Data excerpts:

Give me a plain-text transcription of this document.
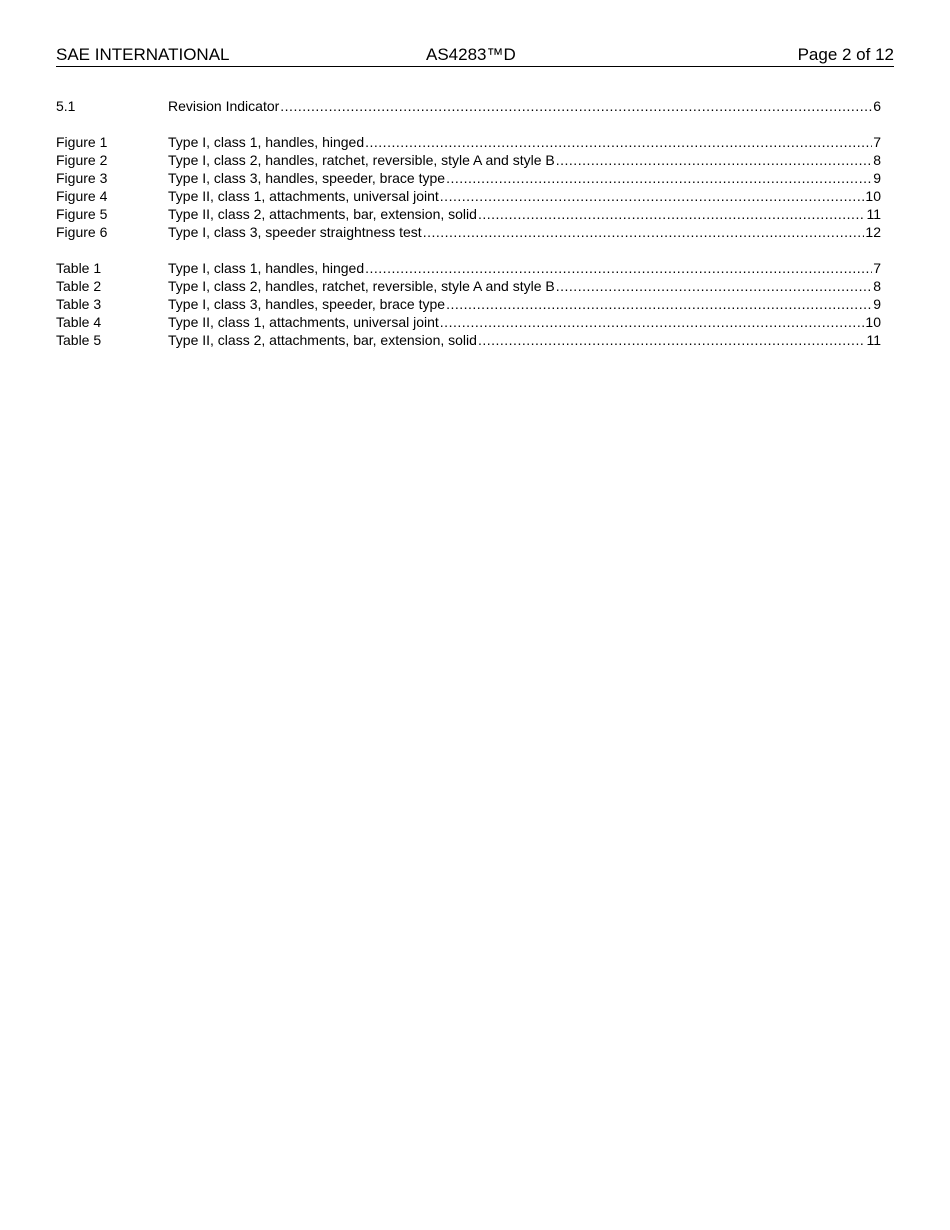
SAE INTERNATIONAL	AS4283™D	Page 2 of 12
5.1	Revision Indicator .....	6
Figure 1	Type I, class 1, handles, hinged .....	7
Figure 2	Type I, class 2, handles, ratchet, reversible, style A and style B .....	8
Figure 3	Type I, class 3, handles, speeder, brace type .....	9
Figure 4	Type II, class 1, attachments, universal joint .....	10
Figure 5	Type II, class 2, attachments, bar, extension, solid .....	11
Figure 6	Type I, class 3, speeder straightness test .....	12
Table 1	Type I, class 1, handles, hinged .....	7
Table 2	Type I, class 2, handles, ratchet, reversible, style A and style B .....	8
Table 3	Type I, class 3, handles, speeder, brace type .....	9
Table 4	Type II, class 1, attachments, universal joint .....	10
Table 5	Type II, class 2, attachments, bar, extension, solid .....	11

**Instructions for the task**
Select the lines in this material that hold the word "handles", leaving none out.

**Correct response**
Figure 1	Type I, class 1, handles, hinged .....	7
Figure 2	Type I, class 2, handles, ratchet, reversible, style A and style B .....	8
Figure 3	Type I, class 3, handles, speeder, brace type .....	9
Table 1	Type I, class 1, handles, hinged .....	7
Table 2	Type I, class 2, handles, ratchet, reversible, style A and style B .....	8
Table 3	Type I, class 3, handles, speeder, brace type .....	9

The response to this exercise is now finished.